**Aim**
In the entries below, find the lines with the word "making" and copy them.

____________

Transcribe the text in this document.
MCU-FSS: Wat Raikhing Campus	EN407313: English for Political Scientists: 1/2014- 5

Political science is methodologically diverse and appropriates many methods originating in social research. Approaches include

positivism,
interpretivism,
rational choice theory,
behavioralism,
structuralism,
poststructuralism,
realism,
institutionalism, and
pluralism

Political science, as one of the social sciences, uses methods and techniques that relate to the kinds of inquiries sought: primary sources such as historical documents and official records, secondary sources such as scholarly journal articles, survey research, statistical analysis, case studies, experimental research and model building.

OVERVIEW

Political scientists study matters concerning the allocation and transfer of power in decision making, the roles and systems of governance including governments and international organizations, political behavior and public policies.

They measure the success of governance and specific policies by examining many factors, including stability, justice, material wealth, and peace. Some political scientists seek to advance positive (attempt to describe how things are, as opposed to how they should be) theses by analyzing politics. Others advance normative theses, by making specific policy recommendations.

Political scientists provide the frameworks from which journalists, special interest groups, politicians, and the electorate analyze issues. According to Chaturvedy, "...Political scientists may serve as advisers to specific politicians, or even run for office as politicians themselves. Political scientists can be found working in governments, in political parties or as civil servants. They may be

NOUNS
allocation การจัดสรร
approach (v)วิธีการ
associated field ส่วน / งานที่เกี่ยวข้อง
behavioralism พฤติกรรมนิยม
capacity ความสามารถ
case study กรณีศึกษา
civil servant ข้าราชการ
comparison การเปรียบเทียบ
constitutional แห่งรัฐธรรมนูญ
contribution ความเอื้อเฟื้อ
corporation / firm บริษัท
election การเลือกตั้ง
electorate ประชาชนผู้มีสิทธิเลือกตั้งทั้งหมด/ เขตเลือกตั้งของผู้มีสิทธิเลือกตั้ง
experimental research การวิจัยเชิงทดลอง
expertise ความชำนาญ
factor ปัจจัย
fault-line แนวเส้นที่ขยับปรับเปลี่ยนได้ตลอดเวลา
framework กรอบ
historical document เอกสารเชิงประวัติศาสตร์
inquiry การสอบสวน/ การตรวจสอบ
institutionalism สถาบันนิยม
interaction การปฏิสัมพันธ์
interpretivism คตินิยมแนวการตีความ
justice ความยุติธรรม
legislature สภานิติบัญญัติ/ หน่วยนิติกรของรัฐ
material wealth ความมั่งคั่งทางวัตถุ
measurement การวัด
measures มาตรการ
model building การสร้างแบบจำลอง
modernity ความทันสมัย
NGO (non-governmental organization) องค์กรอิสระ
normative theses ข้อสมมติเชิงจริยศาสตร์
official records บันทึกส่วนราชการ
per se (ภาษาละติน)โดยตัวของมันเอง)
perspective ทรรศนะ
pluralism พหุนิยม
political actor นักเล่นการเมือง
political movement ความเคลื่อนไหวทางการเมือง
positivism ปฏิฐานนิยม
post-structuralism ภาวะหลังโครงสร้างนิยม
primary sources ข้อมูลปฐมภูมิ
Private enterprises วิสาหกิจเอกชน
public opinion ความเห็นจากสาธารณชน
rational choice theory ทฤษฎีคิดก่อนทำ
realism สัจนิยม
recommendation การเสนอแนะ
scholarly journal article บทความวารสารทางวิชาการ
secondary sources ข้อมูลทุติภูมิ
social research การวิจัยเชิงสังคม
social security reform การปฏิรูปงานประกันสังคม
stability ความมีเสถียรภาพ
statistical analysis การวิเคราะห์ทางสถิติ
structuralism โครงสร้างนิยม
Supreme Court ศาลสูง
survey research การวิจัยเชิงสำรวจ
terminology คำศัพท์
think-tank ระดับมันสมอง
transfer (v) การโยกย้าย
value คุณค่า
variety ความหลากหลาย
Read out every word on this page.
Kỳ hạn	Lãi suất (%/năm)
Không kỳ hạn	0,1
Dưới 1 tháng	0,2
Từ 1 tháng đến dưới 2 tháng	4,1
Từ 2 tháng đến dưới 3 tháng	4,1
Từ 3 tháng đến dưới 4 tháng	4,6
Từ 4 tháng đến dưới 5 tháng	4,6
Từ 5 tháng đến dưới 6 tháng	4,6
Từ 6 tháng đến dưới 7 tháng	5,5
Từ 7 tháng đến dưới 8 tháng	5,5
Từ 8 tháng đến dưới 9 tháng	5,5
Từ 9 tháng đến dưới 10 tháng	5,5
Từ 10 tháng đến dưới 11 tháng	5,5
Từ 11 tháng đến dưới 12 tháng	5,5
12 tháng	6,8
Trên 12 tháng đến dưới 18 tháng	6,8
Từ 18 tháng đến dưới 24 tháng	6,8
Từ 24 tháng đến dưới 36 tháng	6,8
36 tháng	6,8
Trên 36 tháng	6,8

____________

**Exercise output**
Political scientists study matters concerning the allocation and transfer of power in decision making, the roles and systems of governance including governments and international organizations, political behavior and public policies.
They measure the success of governance and specific policies by examining many factors, including stability, justice, material wealth, and peace. Some political scientists seek to advance positive (attempt to describe how things are, as opposed to how they should be) theses by analyzing politics. Others advance normative theses, by making specific policy recommendations.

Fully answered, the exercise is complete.